▸ Data
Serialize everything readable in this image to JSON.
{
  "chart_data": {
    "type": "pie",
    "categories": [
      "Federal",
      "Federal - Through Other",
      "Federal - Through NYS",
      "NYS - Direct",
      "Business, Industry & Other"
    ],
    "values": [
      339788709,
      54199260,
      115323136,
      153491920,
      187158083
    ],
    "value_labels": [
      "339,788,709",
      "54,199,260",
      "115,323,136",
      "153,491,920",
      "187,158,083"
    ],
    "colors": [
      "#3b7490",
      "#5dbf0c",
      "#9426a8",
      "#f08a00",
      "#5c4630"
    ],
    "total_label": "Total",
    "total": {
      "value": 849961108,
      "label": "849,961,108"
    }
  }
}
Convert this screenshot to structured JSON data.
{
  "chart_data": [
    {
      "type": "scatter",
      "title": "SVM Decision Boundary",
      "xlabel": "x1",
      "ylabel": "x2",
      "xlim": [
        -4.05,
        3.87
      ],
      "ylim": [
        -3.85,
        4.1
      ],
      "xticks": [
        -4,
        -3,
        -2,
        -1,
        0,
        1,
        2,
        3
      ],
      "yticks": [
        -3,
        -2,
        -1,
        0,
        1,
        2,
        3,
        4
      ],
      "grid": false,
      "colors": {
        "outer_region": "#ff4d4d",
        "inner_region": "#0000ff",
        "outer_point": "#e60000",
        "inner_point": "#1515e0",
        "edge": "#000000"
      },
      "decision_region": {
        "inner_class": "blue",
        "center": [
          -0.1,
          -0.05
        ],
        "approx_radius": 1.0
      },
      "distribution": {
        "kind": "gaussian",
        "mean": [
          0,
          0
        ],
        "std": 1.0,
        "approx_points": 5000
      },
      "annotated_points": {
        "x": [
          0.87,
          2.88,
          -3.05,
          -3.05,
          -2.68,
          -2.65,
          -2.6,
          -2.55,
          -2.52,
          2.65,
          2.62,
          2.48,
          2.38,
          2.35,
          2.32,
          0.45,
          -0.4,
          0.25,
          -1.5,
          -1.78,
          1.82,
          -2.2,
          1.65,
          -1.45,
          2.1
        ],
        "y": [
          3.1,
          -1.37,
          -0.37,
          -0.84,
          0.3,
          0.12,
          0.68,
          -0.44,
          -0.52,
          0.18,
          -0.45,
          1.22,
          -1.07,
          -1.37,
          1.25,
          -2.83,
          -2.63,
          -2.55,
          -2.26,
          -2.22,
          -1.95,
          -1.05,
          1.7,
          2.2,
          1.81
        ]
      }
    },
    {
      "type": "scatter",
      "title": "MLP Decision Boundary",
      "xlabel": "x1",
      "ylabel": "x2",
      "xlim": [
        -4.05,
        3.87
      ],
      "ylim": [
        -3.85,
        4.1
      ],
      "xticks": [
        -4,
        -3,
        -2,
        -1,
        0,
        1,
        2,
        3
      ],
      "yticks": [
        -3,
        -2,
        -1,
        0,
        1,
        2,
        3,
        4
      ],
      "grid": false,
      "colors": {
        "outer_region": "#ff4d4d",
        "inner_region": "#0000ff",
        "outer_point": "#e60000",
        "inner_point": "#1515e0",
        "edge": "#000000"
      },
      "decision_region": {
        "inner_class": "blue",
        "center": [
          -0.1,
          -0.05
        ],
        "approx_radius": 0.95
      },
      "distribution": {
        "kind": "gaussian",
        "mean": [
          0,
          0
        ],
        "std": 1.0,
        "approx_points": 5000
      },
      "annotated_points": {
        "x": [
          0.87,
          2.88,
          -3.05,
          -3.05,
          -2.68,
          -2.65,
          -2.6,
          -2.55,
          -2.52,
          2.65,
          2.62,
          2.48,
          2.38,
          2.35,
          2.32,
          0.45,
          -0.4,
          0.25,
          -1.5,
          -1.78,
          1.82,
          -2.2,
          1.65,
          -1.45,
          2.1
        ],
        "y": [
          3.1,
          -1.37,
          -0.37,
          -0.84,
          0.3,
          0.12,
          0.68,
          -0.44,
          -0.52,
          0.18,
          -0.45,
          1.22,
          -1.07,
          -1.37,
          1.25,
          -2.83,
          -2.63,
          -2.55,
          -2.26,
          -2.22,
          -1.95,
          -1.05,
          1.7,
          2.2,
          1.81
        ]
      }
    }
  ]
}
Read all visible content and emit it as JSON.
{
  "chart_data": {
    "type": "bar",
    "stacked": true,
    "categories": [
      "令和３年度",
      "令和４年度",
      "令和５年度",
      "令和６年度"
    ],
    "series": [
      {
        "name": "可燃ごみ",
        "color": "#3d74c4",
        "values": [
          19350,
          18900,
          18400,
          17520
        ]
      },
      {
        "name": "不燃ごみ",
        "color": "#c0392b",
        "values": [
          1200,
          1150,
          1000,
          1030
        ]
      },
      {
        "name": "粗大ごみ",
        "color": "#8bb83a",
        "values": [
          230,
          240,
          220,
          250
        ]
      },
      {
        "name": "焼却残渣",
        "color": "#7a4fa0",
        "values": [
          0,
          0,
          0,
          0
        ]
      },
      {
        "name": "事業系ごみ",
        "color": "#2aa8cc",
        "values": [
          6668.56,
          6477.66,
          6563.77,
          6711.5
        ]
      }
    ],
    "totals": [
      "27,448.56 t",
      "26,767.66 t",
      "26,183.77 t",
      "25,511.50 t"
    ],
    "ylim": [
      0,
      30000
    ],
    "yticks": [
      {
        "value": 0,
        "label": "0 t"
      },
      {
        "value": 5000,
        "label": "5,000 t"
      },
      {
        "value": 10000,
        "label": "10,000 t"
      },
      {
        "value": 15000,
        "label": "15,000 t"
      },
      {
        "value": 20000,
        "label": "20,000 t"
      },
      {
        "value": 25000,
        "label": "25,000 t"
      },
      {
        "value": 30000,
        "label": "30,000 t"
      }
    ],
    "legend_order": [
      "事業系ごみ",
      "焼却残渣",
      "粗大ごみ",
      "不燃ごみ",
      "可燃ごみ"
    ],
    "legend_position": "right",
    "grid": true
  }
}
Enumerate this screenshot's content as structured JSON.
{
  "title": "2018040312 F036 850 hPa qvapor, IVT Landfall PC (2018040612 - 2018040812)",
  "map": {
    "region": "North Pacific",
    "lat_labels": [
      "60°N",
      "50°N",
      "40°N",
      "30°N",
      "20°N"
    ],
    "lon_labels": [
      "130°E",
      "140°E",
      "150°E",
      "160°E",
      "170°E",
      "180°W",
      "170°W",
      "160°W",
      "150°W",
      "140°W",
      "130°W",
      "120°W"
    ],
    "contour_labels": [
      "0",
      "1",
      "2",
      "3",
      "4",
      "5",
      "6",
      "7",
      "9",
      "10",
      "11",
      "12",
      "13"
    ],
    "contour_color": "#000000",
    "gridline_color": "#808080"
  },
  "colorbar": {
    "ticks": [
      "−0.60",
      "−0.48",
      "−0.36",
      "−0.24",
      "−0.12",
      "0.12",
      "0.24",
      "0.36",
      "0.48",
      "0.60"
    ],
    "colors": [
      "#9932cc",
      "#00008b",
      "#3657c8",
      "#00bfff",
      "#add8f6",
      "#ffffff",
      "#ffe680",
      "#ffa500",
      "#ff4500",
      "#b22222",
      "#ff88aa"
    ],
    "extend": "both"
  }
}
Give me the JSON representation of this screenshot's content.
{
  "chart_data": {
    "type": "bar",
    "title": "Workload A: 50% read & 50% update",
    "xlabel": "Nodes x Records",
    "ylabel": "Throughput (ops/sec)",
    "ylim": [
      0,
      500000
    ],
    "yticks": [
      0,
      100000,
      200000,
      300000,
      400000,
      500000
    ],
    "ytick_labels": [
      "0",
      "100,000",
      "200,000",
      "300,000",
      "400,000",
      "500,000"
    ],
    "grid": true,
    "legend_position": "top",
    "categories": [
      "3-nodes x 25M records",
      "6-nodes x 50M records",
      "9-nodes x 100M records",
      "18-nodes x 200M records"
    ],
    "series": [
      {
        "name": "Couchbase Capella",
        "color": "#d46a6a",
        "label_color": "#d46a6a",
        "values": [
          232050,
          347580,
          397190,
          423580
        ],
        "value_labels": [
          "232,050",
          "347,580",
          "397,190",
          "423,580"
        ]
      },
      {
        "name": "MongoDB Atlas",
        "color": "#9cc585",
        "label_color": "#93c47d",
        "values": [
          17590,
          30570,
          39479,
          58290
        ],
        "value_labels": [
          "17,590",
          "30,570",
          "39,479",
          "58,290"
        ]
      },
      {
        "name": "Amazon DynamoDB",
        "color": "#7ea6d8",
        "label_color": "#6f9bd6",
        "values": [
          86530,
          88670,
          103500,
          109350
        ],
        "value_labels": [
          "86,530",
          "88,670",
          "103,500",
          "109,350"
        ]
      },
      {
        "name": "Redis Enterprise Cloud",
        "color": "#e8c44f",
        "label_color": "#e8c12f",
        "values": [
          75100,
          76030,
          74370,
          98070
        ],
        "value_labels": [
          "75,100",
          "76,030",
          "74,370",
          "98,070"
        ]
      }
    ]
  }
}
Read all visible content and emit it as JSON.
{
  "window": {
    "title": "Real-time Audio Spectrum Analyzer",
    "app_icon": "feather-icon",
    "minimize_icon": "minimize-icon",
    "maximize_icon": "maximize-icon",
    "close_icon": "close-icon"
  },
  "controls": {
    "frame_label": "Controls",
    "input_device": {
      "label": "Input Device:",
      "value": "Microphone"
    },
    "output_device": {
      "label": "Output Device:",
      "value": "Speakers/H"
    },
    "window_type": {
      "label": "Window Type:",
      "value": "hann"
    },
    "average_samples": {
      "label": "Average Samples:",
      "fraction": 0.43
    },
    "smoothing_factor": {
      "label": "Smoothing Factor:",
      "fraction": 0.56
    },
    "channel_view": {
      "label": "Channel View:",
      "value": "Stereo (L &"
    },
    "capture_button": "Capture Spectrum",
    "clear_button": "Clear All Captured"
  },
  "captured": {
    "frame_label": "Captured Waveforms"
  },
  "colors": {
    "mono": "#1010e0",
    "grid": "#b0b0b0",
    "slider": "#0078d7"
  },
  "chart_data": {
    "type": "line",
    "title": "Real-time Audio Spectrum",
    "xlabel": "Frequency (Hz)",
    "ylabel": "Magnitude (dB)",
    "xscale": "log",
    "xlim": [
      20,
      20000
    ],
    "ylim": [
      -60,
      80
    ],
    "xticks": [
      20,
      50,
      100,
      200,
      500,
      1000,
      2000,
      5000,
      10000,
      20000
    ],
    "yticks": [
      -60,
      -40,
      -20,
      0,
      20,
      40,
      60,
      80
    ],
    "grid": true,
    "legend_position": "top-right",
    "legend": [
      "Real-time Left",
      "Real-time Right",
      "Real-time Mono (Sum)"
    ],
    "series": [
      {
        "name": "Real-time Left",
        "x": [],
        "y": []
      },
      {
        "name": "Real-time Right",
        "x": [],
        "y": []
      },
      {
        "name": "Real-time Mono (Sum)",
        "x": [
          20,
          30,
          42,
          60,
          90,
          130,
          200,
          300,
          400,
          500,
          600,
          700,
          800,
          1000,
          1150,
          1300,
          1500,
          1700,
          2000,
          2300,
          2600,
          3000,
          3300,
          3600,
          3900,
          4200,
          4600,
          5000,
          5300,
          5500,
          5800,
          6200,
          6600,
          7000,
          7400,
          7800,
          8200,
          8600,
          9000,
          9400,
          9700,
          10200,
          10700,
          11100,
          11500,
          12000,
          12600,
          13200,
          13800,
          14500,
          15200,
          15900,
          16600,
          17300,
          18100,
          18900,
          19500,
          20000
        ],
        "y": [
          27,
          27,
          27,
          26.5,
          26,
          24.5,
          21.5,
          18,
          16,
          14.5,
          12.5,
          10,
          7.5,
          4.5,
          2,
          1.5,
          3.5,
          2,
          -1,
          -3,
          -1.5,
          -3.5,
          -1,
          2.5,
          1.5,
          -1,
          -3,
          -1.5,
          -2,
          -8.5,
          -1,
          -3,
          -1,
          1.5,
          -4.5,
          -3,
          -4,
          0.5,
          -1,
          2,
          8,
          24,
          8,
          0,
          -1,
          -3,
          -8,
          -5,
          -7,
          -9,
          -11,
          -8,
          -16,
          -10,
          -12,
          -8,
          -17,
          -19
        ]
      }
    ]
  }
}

▸ What you need to do
Filter for "content". Return all lines that hold it.

▸ Task output
Read all visible content and emit it as JSON.
Enumerate this screenshot's content as structured JSON.
Give me the JSON representation of this screenshot's content.
Read all visible content and emit it as JSON.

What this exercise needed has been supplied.